___ Material supplied ___
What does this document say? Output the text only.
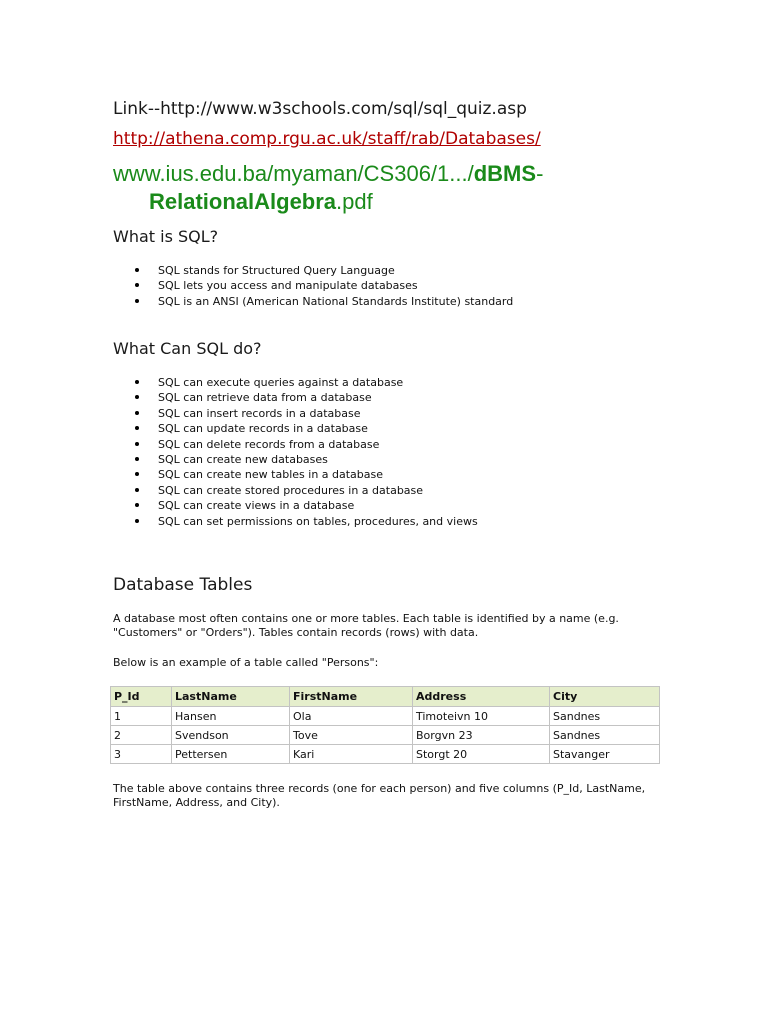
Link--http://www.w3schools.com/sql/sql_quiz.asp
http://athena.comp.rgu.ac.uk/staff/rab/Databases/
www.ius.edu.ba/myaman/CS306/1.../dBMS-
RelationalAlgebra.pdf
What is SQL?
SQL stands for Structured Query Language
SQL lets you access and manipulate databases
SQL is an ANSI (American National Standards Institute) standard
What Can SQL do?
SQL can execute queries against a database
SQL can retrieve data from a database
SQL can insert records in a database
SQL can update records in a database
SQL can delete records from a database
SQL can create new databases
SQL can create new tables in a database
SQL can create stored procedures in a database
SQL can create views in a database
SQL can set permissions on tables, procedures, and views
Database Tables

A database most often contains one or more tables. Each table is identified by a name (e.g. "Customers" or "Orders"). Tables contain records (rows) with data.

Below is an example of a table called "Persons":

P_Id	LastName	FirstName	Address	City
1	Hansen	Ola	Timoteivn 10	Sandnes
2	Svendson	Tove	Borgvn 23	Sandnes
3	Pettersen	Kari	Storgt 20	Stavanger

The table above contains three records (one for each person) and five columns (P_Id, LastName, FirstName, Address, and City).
___
Problem to work on: Find every line in the records above that contains the word "LastName", and copy each one.

Response to this task:
P_Id	LastName	FirstName	Address	City
The table above contains three records (one for each person) and five columns (P_Id, LastName, FirstName, Address, and City).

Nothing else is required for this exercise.